begin Task material
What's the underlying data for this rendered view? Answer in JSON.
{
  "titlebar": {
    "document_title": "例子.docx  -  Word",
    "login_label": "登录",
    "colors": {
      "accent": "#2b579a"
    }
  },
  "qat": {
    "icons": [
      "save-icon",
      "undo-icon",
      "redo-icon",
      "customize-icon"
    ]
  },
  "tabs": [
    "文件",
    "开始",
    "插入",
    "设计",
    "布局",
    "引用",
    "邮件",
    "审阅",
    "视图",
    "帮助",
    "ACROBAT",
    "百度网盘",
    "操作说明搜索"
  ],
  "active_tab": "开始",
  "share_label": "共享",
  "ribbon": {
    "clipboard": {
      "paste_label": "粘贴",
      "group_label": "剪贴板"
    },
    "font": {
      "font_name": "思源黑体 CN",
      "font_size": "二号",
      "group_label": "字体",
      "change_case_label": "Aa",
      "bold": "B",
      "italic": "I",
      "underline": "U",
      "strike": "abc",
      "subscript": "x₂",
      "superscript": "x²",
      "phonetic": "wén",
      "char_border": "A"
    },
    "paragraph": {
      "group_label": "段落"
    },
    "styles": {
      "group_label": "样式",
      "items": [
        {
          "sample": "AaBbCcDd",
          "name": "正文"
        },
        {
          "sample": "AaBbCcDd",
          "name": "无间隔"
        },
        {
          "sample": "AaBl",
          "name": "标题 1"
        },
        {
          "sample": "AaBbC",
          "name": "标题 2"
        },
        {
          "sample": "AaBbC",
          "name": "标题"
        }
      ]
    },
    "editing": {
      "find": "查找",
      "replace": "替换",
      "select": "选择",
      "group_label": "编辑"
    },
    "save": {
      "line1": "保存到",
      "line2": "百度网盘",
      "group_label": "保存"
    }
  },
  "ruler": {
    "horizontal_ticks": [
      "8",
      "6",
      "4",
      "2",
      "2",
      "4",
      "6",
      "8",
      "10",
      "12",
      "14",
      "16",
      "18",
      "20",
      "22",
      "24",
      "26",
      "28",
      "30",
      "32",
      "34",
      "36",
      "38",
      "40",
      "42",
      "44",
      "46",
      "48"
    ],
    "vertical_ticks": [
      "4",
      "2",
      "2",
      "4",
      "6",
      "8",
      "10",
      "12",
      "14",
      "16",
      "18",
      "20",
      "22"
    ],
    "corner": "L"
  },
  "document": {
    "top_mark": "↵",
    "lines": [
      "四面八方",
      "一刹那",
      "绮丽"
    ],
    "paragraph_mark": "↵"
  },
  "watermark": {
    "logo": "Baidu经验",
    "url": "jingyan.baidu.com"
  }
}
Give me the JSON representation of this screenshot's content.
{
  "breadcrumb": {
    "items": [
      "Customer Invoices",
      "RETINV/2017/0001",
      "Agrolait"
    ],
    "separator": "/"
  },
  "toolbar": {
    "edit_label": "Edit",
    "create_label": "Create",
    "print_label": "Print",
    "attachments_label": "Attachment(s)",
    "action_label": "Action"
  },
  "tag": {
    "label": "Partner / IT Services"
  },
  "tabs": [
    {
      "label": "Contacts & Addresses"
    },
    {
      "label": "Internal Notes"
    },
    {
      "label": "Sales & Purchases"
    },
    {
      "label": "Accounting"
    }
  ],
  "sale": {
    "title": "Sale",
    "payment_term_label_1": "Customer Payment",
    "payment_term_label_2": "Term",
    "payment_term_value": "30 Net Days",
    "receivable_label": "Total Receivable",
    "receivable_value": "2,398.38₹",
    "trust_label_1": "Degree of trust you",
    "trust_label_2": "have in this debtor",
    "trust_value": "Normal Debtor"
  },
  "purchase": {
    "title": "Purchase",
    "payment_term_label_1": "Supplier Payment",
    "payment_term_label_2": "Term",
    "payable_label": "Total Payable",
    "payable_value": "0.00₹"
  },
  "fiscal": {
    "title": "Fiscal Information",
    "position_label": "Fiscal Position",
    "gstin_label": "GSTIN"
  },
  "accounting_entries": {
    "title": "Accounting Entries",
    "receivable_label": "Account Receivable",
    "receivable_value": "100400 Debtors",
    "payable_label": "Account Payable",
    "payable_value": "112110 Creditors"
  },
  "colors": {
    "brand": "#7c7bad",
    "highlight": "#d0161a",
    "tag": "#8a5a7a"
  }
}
end Task material
-- Instructions to follow --
Repeat each record exactly. Omit nothing.

-- Reply --
What's the underlying data for this rendered view? Answer in JSON.
{
  "titlebar": {
    "document_title": "例子.docx  -  Word",
    "login_label": "登录",
    "colors": {
      "accent": "#2b579a"
    }
  },
  "qat": {
    "icons": [
      "save-icon",
      "undo-icon",
      "redo-icon",
      "customize-icon"
    ]
  },
  "tabs": [
    "文件",
    "开始",
    "插入",
    "设计",
    "布局",
    "引用",
    "邮件",
    "审阅",
    "视图",
    "帮助",
    "ACROBAT",
    "百度网盘",
    "操作说明搜索"
  ],
  "active_tab": "开始",
  "share_label": "共享",
  "ribbon": {
    "clipboard": {
      "paste_label": "粘贴",
      "group_label": "剪贴板"
    },
    "font": {
      "font_name": "思源黑体 CN",
      "font_size": "二号",
      "group_label": "字体",
      "change_case_label": "Aa",
      "bold": "B",
      "italic": "I",
      "underline": "U",
      "strike": "abc",
      "subscript": "x₂",
      "superscript": "x²",
      "phonetic": "wén",
      "char_border": "A"
    },
    "paragraph": {
      "group_label": "段落"
    },
    "styles": {
      "group_label": "样式",
      "items": [
        {
          "sample": "AaBbCcDd",
          "name": "正文"
        },
        {
          "sample": "AaBbCcDd",
          "name": "无间隔"
        },
        {
          "sample": "AaBl",
          "name": "标题 1"
        },
        {
          "sample": "AaBbC",
          "name": "标题 2"
        },
        {
          "sample": "AaBbC",
          "name": "标题"
        }
      ]
    },
    "editing": {
      "find": "查找",
      "replace": "替换",
      "select": "选择",
      "group_label": "编辑"
    },
    "save": {
      "line1": "保存到",
      "line2": "百度网盘",
      "group_label": "保存"
    }
  },
  "ruler": {
    "horizontal_ticks": [
      "8",
      "6",
      "4",
      "2",
      "2",
      "4",
      "6",
      "8",
      "10",
      "12",
      "14",
      "16",
      "18",
      "20",
      "22",
      "24",
      "26",
      "28",
      "30",
      "32",
      "34",
      "36",
      "38",
      "40",
      "42",
      "44",
      "46",
      "48"
    ],
    "vertical_ticks": [
      "4",
      "2",
      "2",
      "4",
      "6",
      "8",
      "10",
      "12",
      "14",
      "16",
      "18",
      "20",
      "22"
    ],
    "corner": "L"
  },
  "document": {
    "top_mark": "↵",
    "lines": [
      "四面八方",
      "一刹那",
      "绮丽"
    ],
    "paragraph_mark": "↵"
  },
  "watermark": {
    "logo": "Baidu经验",
    "url": "jingyan.baidu.com"
  }
}
Give me the JSON representation of this screenshot's content.
{
  "breadcrumb": {
    "items": [
      "Customer Invoices",
      "RETINV/2017/0001",
      "Agrolait"
    ],
    "separator": "/"
  },
  "toolbar": {
    "edit_label": "Edit",
    "create_label": "Create",
    "print_label": "Print",
    "attachments_label": "Attachment(s)",
    "action_label": "Action"
  },
  "tag": {
    "label": "Partner / IT Services"
  },
  "tabs": [
    {
      "label": "Contacts & Addresses"
    },
    {
      "label": "Internal Notes"
    },
    {
      "label": "Sales & Purchases"
    },
    {
      "label": "Accounting"
    }
  ],
  "sale": {
    "title": "Sale",
    "payment_term_label_1": "Customer Payment",
    "payment_term_label_2": "Term",
    "payment_term_value": "30 Net Days",
    "receivable_label": "Total Receivable",
    "receivable_value": "2,398.38₹",
    "trust_label_1": "Degree of trust you",
    "trust_label_2": "have in this debtor",
    "trust_value": "Normal Debtor"
  },
  "purchase": {
    "title": "Purchase",
    "payment_term_label_1": "Supplier Payment",
    "payment_term_label_2": "Term",
    "payable_label": "Total Payable",
    "payable_value": "0.00₹"
  },
  "fiscal": {
    "title": "Fiscal Information",
    "position_label": "Fiscal Position",
    "gstin_label": "GSTIN"
  },
  "accounting_entries": {
    "title": "Accounting Entries",
    "receivable_label": "Account Receivable",
    "receivable_value": "100400 Debtors",
    "payable_label": "Account Payable",
    "payable_value": "112110 Creditors"
  },
  "colors": {
    "brand": "#7c7bad",
    "highlight": "#d0161a",
    "tag": "#8a5a7a"
  }
}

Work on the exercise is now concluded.